Lines that include the word "Objekte" are the ones to copy.

********

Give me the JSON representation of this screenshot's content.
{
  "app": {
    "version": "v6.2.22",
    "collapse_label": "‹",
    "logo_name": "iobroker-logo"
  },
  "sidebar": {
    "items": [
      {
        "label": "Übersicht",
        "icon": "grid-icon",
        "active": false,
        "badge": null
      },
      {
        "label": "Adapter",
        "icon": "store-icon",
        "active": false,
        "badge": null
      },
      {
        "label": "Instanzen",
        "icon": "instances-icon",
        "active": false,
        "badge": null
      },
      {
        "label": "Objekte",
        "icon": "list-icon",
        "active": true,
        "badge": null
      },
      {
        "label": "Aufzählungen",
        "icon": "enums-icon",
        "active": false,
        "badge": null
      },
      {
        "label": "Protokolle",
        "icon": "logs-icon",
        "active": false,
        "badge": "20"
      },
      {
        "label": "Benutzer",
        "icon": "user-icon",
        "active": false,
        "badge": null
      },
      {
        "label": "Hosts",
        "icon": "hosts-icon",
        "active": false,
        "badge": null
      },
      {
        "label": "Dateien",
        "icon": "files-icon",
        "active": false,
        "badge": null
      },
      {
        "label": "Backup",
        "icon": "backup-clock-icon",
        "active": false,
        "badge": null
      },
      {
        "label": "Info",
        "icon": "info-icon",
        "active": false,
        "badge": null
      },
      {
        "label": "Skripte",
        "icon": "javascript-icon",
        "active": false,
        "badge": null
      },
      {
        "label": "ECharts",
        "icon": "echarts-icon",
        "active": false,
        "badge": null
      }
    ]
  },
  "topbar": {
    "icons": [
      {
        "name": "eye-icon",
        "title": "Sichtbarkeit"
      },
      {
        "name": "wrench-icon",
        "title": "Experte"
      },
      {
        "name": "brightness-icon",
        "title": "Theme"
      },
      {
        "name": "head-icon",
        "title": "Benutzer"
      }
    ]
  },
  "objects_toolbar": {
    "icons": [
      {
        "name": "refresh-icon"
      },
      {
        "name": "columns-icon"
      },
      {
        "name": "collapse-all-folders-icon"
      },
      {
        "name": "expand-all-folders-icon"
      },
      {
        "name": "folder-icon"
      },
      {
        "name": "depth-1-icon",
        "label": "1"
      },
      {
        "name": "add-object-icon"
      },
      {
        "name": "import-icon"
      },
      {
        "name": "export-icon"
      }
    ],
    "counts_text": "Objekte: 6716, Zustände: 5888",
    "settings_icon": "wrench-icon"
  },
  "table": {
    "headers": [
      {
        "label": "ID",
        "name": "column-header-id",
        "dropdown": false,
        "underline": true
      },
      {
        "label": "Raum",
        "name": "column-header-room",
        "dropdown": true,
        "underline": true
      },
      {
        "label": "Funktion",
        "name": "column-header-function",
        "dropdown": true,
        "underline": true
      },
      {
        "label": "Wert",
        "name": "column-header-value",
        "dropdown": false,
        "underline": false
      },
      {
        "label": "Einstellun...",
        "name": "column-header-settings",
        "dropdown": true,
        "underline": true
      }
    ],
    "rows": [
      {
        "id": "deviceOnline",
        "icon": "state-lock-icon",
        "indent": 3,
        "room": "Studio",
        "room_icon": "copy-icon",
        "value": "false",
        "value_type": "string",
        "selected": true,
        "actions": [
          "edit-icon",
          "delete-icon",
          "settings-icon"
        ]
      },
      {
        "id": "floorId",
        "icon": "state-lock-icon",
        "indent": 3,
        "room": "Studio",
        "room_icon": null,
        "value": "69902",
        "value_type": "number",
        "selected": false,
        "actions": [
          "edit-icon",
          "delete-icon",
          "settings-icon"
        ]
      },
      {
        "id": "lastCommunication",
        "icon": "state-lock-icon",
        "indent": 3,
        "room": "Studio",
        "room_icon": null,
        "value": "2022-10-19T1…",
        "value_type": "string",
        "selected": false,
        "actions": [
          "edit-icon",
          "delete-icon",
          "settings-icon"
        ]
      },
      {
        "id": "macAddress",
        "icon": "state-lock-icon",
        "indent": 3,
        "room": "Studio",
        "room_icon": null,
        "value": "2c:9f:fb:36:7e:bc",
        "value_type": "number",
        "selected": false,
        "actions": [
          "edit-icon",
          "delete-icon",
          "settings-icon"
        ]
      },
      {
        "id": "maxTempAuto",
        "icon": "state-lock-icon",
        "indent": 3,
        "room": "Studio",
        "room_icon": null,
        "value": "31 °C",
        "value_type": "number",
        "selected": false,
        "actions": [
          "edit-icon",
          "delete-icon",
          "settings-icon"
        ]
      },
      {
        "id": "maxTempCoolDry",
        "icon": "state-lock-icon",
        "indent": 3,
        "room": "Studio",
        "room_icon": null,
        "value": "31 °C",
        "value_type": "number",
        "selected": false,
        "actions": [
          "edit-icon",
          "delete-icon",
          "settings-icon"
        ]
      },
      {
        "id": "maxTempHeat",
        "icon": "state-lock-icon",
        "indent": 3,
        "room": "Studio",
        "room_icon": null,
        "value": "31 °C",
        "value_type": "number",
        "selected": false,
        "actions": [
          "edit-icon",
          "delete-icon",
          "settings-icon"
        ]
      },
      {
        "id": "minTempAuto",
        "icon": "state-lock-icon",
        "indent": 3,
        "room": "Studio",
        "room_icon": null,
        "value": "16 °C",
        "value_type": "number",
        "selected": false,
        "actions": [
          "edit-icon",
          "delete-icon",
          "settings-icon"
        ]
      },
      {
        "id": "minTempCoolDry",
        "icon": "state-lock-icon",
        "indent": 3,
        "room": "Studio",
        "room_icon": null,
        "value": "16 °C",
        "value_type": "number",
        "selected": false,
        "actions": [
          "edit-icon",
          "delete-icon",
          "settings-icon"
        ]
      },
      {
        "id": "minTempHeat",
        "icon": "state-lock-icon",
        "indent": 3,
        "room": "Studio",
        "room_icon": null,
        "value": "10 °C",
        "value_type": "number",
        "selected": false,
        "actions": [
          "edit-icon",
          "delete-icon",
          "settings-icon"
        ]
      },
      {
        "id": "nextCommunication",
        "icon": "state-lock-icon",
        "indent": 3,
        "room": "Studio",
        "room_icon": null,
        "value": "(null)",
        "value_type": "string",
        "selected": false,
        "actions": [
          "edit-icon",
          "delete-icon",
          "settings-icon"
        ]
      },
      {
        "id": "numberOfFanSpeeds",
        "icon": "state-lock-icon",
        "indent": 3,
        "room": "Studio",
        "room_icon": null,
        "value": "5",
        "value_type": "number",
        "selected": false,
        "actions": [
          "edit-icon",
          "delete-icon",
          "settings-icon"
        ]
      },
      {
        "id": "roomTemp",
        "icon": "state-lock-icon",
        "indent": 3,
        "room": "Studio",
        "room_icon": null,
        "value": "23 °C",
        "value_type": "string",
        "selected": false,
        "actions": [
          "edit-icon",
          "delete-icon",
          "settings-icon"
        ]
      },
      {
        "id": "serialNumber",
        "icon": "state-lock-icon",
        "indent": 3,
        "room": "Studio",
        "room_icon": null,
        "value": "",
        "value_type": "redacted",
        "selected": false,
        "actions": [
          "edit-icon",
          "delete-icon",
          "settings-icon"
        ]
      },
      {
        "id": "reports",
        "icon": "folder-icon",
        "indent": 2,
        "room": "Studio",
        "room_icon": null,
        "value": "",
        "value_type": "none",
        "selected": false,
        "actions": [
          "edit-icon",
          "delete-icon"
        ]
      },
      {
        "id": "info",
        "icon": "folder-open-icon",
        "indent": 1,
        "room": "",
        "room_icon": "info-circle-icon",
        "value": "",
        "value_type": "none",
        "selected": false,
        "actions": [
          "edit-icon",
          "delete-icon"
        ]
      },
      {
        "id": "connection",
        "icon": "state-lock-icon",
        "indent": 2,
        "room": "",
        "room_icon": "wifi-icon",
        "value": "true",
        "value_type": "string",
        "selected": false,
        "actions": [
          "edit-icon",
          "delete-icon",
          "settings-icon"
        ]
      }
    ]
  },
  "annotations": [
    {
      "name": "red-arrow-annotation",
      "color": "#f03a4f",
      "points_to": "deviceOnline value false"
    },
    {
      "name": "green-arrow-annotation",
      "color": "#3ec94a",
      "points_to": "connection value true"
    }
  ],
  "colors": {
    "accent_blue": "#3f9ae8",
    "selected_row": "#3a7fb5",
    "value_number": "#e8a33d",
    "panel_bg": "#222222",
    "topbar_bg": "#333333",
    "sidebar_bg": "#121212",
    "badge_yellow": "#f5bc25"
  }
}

********

* _Exercise output_
        "label": "Objekte",
    "counts_text": "Objekte: 6716, Zustände: 5888",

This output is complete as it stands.